What the task requires. Below are the entries; count the lines in them that contain the word "pièces" and give only the number.

** START Information supplied **

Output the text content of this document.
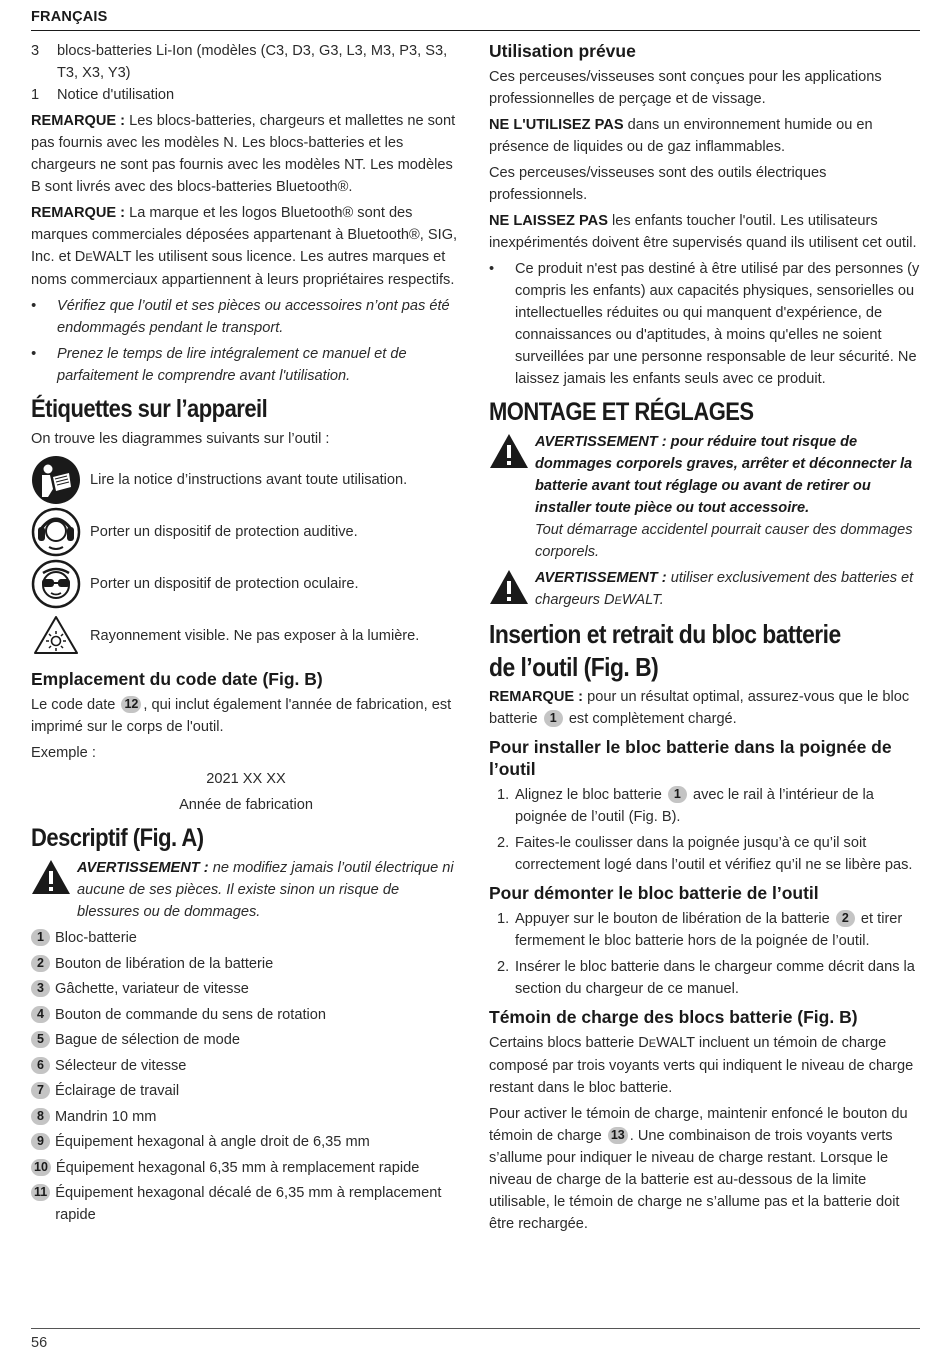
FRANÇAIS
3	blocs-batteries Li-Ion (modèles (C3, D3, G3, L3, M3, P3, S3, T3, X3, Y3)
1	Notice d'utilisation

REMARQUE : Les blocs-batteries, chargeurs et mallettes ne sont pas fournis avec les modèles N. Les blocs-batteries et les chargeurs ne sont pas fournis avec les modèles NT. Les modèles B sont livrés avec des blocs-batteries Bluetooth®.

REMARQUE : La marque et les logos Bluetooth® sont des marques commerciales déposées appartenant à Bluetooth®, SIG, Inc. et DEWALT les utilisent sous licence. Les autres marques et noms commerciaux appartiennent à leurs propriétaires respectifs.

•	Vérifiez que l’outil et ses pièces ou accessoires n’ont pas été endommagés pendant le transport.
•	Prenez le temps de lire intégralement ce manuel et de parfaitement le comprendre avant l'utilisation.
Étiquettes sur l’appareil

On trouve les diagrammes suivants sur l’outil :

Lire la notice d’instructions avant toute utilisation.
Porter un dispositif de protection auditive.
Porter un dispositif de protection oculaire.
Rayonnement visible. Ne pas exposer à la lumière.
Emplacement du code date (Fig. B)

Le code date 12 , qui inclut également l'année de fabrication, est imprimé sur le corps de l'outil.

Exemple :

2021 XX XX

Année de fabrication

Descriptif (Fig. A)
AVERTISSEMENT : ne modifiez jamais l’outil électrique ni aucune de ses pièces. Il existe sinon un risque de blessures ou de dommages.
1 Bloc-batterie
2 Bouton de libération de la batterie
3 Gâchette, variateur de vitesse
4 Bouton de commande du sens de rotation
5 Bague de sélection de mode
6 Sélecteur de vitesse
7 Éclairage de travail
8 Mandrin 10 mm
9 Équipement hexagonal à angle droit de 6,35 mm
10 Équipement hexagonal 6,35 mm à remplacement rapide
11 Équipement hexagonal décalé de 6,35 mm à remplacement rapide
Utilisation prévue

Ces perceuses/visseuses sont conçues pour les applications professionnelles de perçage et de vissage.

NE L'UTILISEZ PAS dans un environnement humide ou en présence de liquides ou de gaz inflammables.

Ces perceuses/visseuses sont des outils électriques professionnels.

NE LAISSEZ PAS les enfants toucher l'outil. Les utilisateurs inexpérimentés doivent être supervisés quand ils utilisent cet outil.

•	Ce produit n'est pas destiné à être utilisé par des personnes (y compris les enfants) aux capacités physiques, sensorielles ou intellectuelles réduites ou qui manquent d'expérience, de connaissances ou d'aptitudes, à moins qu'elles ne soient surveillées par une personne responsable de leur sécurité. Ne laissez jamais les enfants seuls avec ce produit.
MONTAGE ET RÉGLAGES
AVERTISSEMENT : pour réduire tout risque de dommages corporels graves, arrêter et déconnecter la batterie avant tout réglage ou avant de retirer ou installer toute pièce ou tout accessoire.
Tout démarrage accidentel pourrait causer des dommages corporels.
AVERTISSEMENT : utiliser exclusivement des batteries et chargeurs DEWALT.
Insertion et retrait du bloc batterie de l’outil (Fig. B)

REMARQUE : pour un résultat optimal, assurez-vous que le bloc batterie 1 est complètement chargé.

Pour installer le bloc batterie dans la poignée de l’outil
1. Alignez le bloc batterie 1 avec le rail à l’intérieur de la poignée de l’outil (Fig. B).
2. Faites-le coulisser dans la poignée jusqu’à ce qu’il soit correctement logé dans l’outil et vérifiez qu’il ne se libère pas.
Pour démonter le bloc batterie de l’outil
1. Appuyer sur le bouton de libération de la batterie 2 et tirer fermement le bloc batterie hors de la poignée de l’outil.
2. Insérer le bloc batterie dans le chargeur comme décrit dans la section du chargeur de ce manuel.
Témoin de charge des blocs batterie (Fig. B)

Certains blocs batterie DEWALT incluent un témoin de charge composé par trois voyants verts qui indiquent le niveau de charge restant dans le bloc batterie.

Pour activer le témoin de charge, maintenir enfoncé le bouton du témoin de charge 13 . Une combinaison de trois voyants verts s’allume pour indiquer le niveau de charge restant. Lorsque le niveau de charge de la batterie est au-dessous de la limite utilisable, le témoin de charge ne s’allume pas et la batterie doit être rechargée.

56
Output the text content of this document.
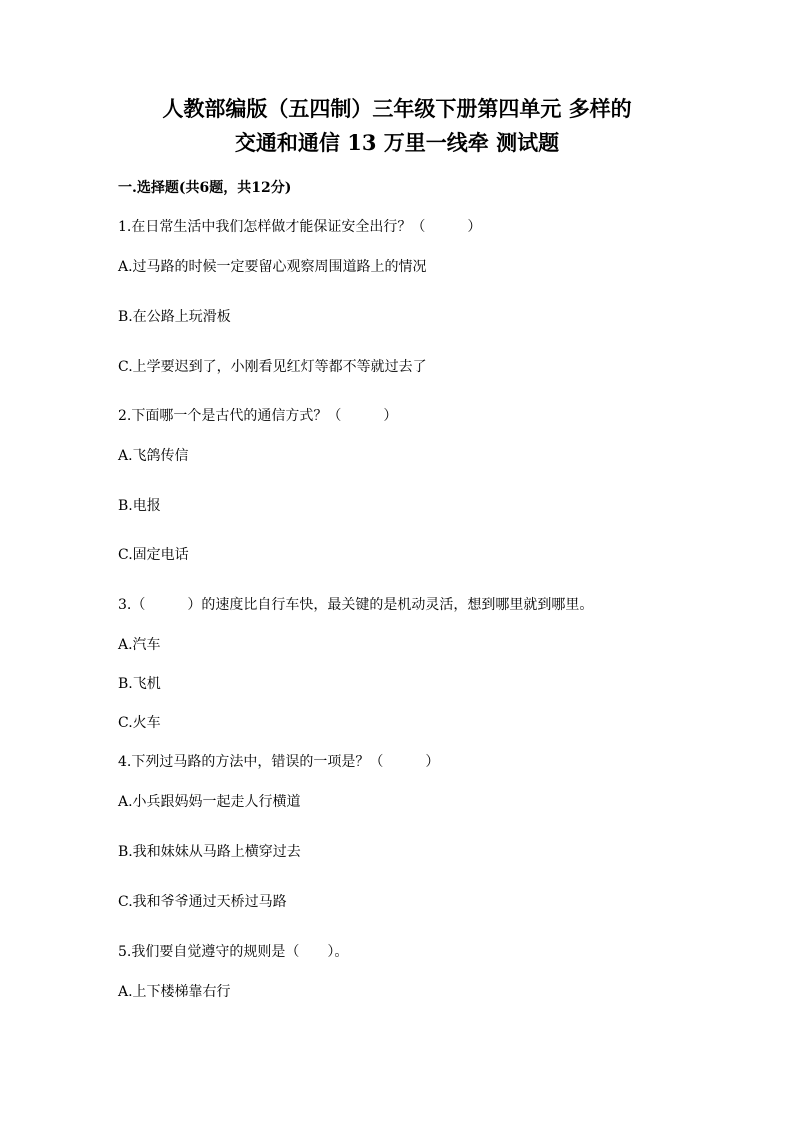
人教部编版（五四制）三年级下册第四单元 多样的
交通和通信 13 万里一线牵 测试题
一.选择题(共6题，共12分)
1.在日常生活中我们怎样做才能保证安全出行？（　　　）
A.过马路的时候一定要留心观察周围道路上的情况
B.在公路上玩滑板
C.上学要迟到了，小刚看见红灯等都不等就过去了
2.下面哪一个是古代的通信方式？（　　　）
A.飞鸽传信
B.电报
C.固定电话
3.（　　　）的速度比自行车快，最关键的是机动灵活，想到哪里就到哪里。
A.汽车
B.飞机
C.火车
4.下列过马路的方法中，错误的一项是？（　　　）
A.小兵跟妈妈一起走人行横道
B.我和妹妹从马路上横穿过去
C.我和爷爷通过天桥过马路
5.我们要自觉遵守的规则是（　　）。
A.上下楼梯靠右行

** END Information supplied **

Response. 2